Records about charts and figures:
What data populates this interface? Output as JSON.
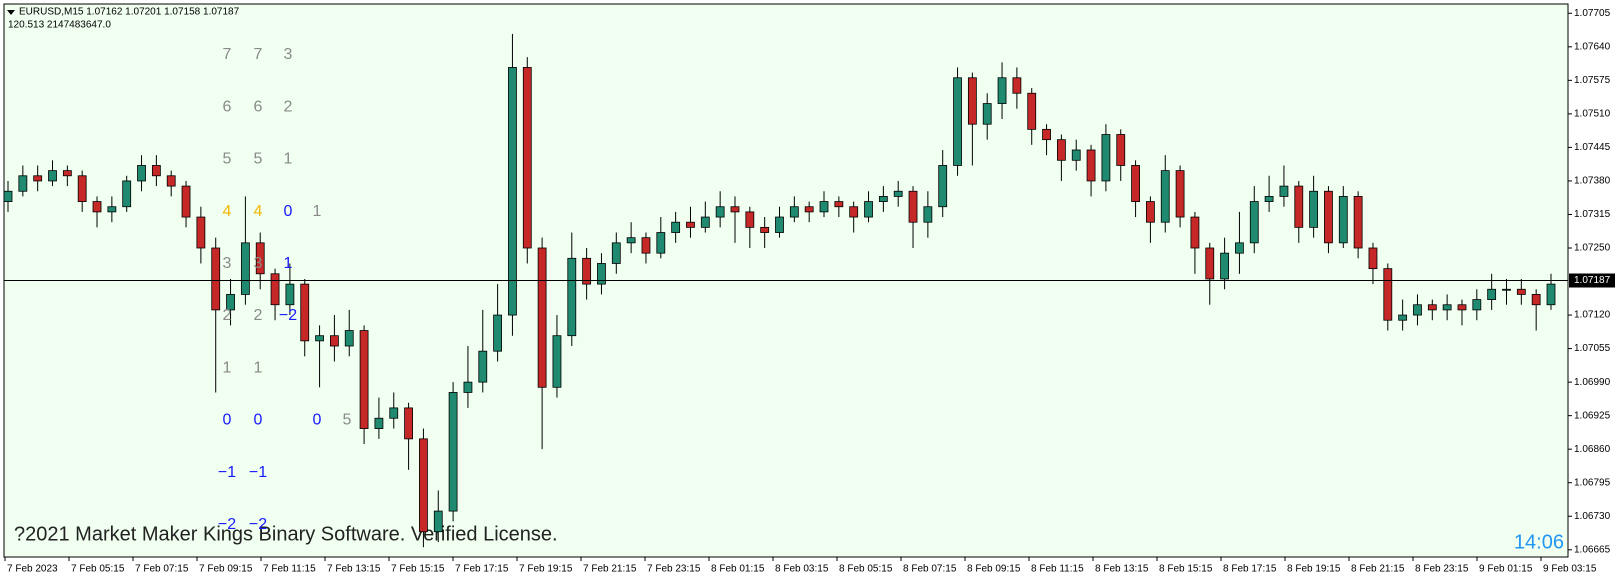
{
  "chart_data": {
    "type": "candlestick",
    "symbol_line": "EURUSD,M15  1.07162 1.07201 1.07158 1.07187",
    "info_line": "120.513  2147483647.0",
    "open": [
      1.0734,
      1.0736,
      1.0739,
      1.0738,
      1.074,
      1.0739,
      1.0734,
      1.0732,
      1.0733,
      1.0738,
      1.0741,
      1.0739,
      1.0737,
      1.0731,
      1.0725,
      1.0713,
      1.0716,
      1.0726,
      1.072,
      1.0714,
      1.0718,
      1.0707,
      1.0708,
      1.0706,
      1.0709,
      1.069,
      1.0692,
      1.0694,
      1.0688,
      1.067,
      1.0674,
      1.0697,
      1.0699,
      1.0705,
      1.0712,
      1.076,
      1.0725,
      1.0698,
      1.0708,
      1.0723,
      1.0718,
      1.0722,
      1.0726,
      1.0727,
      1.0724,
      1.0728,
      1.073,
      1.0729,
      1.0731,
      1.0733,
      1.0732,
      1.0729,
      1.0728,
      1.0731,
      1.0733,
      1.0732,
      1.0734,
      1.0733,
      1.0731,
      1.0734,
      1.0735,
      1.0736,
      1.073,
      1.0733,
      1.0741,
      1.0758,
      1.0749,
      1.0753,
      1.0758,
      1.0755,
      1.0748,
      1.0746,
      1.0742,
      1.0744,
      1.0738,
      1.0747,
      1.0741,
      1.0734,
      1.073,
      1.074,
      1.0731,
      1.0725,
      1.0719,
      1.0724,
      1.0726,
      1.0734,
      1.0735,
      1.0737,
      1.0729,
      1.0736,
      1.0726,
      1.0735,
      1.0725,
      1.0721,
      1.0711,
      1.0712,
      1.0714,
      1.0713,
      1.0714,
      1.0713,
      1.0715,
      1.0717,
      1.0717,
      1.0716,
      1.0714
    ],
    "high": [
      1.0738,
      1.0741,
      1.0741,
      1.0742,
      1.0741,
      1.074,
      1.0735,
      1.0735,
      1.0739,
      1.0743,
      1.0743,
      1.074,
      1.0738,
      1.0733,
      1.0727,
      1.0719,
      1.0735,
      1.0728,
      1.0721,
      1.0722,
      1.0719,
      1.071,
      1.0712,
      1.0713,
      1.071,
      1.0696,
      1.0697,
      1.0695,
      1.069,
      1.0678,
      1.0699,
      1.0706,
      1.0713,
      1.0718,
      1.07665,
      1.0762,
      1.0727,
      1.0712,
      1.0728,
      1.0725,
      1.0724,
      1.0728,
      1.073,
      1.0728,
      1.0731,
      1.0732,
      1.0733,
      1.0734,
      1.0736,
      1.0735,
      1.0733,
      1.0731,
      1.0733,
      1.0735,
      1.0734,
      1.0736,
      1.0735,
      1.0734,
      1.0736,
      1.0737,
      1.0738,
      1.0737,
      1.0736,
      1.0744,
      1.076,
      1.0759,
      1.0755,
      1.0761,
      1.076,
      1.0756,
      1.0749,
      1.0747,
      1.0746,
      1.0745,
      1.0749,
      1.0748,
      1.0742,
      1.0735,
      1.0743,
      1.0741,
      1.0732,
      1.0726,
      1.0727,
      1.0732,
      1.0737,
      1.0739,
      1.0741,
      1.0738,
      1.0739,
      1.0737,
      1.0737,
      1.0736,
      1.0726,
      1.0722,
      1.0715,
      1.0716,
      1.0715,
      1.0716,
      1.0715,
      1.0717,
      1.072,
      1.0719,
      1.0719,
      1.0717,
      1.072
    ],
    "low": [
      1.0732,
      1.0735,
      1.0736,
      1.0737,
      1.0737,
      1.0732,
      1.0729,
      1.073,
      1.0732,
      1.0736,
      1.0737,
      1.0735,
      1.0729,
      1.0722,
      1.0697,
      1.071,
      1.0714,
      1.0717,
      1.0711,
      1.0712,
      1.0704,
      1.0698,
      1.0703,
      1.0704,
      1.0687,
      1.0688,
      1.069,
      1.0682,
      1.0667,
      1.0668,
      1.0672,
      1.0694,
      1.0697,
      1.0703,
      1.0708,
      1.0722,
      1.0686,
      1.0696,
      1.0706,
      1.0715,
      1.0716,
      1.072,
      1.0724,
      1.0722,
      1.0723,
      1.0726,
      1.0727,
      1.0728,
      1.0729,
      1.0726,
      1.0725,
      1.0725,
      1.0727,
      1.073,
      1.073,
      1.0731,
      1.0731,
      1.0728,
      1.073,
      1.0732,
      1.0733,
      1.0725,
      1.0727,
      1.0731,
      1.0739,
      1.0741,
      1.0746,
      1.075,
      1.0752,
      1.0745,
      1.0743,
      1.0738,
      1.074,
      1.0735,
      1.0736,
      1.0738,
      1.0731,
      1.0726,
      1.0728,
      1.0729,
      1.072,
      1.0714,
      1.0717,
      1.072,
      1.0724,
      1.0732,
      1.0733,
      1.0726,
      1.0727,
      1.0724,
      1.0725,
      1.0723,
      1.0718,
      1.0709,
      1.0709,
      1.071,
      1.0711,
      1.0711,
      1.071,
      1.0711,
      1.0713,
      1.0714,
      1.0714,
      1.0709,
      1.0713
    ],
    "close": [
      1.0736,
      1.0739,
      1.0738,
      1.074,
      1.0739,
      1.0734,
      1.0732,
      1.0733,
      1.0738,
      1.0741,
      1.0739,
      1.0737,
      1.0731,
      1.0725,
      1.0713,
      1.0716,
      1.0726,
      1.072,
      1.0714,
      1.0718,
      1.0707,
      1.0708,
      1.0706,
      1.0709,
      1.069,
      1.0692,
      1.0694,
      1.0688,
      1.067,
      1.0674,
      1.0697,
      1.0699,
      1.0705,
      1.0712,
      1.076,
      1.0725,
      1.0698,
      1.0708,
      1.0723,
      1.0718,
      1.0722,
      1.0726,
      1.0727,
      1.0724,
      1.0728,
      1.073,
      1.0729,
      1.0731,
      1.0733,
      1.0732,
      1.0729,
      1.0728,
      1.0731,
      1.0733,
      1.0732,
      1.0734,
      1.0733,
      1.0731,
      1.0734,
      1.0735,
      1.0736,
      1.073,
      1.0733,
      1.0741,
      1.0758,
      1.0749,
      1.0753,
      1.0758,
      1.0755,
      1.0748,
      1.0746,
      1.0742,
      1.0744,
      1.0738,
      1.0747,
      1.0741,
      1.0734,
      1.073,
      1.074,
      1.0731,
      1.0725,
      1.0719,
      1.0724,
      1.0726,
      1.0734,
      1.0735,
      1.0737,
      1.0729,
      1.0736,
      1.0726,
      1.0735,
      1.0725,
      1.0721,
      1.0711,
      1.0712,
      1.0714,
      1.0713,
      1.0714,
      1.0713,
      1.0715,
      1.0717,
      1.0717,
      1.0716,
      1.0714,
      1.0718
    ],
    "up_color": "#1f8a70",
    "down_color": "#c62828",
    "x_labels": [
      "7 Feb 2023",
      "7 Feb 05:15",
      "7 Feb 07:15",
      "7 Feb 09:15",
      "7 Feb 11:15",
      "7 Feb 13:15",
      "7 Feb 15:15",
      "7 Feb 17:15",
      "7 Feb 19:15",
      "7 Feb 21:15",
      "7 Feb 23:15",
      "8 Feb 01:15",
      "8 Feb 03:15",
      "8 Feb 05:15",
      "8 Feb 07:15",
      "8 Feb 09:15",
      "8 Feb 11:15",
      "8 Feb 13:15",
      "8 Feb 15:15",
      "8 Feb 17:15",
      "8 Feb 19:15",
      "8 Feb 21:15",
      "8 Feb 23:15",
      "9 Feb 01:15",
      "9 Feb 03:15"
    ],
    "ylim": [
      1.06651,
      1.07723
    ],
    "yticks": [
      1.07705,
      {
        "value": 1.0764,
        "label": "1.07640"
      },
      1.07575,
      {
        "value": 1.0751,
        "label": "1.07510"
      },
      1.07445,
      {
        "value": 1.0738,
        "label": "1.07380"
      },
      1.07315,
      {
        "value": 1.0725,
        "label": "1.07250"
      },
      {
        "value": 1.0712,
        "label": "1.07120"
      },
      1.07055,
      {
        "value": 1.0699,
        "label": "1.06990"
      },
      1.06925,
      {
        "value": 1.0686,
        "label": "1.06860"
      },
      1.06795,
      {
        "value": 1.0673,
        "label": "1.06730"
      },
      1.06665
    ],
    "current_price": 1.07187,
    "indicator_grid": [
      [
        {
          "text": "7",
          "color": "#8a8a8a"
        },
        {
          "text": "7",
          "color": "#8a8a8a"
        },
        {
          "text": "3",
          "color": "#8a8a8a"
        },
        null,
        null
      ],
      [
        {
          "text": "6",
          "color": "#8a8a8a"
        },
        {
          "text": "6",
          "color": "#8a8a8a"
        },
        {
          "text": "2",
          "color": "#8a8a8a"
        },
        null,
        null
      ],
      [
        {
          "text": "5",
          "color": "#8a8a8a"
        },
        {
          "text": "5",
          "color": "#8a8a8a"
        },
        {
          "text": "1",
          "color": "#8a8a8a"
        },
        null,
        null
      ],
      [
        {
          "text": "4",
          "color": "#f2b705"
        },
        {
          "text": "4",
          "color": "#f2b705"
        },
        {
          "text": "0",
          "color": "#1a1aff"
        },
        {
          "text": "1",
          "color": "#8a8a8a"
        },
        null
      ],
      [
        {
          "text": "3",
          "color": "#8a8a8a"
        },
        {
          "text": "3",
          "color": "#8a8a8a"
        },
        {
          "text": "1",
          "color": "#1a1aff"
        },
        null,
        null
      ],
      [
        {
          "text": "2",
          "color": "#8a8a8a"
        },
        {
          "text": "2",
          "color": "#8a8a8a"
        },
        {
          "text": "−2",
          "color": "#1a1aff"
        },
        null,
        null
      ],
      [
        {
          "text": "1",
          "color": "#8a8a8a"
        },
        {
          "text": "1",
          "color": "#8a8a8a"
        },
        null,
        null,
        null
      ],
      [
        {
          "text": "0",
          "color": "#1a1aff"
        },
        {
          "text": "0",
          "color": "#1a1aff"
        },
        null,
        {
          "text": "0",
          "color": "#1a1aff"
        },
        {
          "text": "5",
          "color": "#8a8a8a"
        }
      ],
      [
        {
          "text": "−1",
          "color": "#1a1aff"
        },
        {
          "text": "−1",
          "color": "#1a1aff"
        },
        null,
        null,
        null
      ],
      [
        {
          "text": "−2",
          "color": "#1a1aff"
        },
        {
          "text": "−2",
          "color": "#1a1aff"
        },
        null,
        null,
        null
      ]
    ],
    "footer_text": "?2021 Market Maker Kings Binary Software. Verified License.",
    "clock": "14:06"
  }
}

_Objective_. Extract all lines that hold the word "value".

_Complete response_.
        "value": 1.0764,
        "value": 1.0751,
        "value": 1.0738,
        "value": 1.0725,
        "value": 1.0712,
        "value": 1.0699,
        "value": 1.0686,
        "value": 1.0673,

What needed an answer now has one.